» SET EXERCISE
Repeat the whole listing below, word for word.

» Stored entries

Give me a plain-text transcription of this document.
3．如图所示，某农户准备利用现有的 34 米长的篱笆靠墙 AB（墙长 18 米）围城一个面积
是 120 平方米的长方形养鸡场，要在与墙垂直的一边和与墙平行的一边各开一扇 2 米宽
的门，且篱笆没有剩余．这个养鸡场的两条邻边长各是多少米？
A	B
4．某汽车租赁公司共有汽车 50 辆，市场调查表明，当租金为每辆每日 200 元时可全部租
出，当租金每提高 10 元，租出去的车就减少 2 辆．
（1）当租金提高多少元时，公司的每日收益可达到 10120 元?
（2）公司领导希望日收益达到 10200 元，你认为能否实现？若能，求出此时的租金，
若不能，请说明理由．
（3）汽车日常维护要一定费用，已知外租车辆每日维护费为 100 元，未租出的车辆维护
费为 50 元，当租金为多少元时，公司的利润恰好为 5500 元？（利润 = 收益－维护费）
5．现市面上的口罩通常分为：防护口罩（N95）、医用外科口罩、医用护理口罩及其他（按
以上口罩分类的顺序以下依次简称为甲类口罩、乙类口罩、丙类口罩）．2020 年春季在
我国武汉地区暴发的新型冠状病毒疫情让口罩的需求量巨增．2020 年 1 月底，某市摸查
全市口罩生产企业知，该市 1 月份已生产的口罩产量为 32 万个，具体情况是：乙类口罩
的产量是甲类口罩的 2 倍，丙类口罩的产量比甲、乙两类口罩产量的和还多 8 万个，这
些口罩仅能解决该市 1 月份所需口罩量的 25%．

» OUTPUT FOR THIS EXERCISE
Give me a plain-text transcription of this document.
3．如图所示，某农户准备利用现有的 34 米长的篱笆靠墙 AB（墙长 18 米）围城一个面积
是 120 平方米的长方形养鸡场，要在与墙垂直的一边和与墙平行的一边各开一扇 2 米宽
的门，且篱笆没有剩余．这个养鸡场的两条邻边长各是多少米？
A	B
4．某汽车租赁公司共有汽车 50 辆，市场调查表明，当租金为每辆每日 200 元时可全部租
出，当租金每提高 10 元，租出去的车就减少 2 辆．
（1）当租金提高多少元时，公司的每日收益可达到 10120 元?
（2）公司领导希望日收益达到 10200 元，你认为能否实现？若能，求出此时的租金，
若不能，请说明理由．
（3）汽车日常维护要一定费用，已知外租车辆每日维护费为 100 元，未租出的车辆维护
费为 50 元，当租金为多少元时，公司的利润恰好为 5500 元？（利润 = 收益－维护费）
5．现市面上的口罩通常分为：防护口罩（N95）、医用外科口罩、医用护理口罩及其他（按
以上口罩分类的顺序以下依次简称为甲类口罩、乙类口罩、丙类口罩）．2020 年春季在
我国武汉地区暴发的新型冠状病毒疫情让口罩的需求量巨增．2020 年 1 月底，某市摸查
全市口罩生产企业知，该市 1 月份已生产的口罩产量为 32 万个，具体情况是：乙类口罩
的产量是甲类口罩的 2 倍，丙类口罩的产量比甲、乙两类口罩产量的和还多 8 万个，这
些口罩仅能解决该市 1 月份所需口罩量的 25%．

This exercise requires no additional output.